** START Recorded data **

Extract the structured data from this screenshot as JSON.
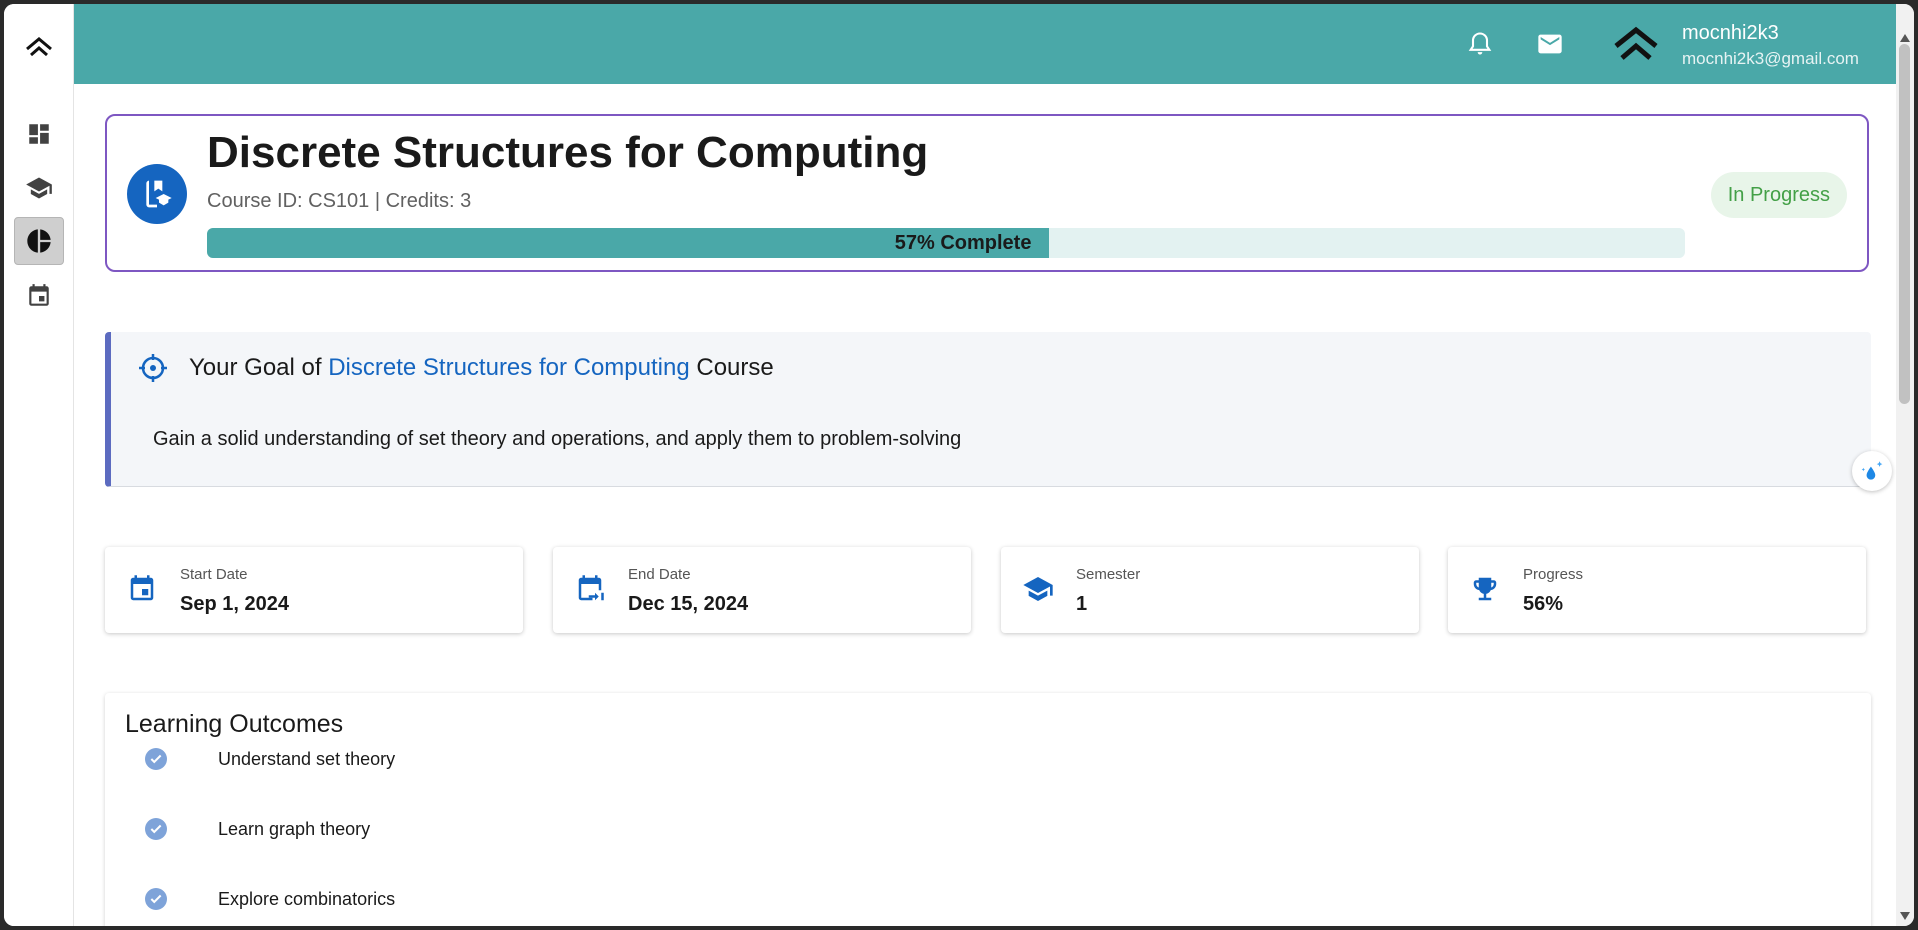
{
  "user": {
    "name": "mocnhi2k3",
    "email": "mocnhi2k3@gmail.com"
  },
  "course": {
    "title": "Discrete Structures for Computing",
    "meta": "Course ID: CS101 | Credits: 3",
    "progress_label": "57% Complete",
    "progress_fraction": 0.57,
    "status": "In Progress"
  },
  "goal": {
    "prefix": "Your Goal of",
    "course_link": "Discrete Structures for Computing",
    "suffix": "Course",
    "text": "Gain a solid understanding of set theory and operations, and apply them to problem-solving"
  },
  "stats": [
    {
      "label": "Start Date",
      "value": "Sep 1, 2024",
      "icon": "calendar-icon"
    },
    {
      "label": "End Date",
      "value": "Dec 15, 2024",
      "icon": "calendar-end-icon"
    },
    {
      "label": "Semester",
      "value": "1",
      "icon": "school-icon"
    },
    {
      "label": "Progress",
      "value": "56%",
      "icon": "trophy-icon"
    }
  ],
  "outcomes": {
    "title": "Learning Outcomes",
    "items": [
      "Understand set theory",
      "Learn graph theory",
      "Explore combinatorics"
    ]
  },
  "colors": {
    "topbar": "#4aa8a8",
    "accent": "#1565c0",
    "border": "#7e57c2",
    "status": "#43a047"
  }
}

** END Recorded data **

[Instructions to follow] Extract all lines of the records above that include "theory".

[Exercise response]
    "text": "Gain a solid understanding of set theory and operations, and apply them to problem-solving"
      "Understand set theory",
      "Learn graph theory",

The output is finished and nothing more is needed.